* START EXCERPTED RECORDS *

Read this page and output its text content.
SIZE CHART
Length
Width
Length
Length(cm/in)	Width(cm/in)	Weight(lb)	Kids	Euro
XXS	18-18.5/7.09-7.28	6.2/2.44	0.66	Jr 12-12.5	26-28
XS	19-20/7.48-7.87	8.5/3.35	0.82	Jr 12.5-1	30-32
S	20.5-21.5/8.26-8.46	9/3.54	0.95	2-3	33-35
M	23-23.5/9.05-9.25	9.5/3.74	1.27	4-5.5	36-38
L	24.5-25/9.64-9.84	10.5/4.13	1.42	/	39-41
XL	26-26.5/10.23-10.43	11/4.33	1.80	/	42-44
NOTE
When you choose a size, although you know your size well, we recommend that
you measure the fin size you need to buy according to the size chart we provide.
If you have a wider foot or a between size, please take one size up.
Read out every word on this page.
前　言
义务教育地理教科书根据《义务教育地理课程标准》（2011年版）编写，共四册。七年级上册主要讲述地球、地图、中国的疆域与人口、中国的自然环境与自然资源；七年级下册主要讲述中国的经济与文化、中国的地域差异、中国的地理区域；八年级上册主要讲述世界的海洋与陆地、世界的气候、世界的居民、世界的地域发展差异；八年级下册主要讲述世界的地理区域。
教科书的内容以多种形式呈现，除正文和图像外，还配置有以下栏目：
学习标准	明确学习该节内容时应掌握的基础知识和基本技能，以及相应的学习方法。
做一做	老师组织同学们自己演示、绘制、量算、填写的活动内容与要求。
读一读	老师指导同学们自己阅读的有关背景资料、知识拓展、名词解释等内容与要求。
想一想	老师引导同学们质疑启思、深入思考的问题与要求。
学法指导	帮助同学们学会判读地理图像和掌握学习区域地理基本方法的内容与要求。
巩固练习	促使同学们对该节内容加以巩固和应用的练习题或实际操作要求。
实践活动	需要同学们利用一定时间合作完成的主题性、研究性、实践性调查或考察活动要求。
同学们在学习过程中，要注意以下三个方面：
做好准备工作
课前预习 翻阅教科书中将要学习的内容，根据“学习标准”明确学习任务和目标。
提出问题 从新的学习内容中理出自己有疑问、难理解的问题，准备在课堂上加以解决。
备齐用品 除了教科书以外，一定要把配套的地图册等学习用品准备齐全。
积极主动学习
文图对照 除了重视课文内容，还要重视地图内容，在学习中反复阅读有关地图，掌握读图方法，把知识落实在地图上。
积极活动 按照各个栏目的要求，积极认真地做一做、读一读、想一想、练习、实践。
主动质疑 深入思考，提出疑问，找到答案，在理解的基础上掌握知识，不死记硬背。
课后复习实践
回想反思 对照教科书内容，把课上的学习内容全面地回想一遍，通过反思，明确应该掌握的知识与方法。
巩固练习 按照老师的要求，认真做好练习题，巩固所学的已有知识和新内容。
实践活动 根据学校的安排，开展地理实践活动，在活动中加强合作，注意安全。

* END EXCERPTED RECORDS *

> _DIRECTIONS_
Quote exactly and only the lines from the one holding "Read out every word on this page." through the end of the data.

> _CORRECT OUTPUT_
Read out every word on this page.
前　言
义务教育地理教科书根据《义务教育地理课程标准》（2011年版）编写，共四册。七年级上册主要讲述地球、地图、中国的疆域与人口、中国的自然环境与自然资源；七年级下册主要讲述中国的经济与文化、中国的地域差异、中国的地理区域；八年级上册主要讲述世界的海洋与陆地、世界的气候、世界的居民、世界的地域发展差异；八年级下册主要讲述世界的地理区域。
教科书的内容以多种形式呈现，除正文和图像外，还配置有以下栏目：
学习标准	明确学习该节内容时应掌握的基础知识和基本技能，以及相应的学习方法。
做一做	老师组织同学们自己演示、绘制、量算、填写的活动内容与要求。
读一读	老师指导同学们自己阅读的有关背景资料、知识拓展、名词解释等内容与要求。
想一想	老师引导同学们质疑启思、深入思考的问题与要求。
学法指导	帮助同学们学会判读地理图像和掌握学习区域地理基本方法的内容与要求。
巩固练习	促使同学们对该节内容加以巩固和应用的练习题或实际操作要求。
实践活动	需要同学们利用一定时间合作完成的主题性、研究性、实践性调查或考察活动要求。
同学们在学习过程中，要注意以下三个方面：
做好准备工作
课前预习 翻阅教科书中将要学习的内容，根据“学习标准”明确学习任务和目标。
提出问题 从新的学习内容中理出自己有疑问、难理解的问题，准备在课堂上加以解决。
备齐用品 除了教科书以外，一定要把配套的地图册等学习用品准备齐全。
积极主动学习
文图对照 除了重视课文内容，还要重视地图内容，在学习中反复阅读有关地图，掌握读图方法，把知识落实在地图上。
积极活动 按照各个栏目的要求，积极认真地做一做、读一读、想一想、练习、实践。
主动质疑 深入思考，提出疑问，找到答案，在理解的基础上掌握知识，不死记硬背。
课后复习实践
回想反思 对照教科书内容，把课上的学习内容全面地回想一遍，通过反思，明确应该掌握的知识与方法。
巩固练习 按照老师的要求，认真做好练习题，巩固所学的已有知识和新内容。
实践活动 根据学校的安排，开展地理实践活动，在活动中加强合作，注意安全。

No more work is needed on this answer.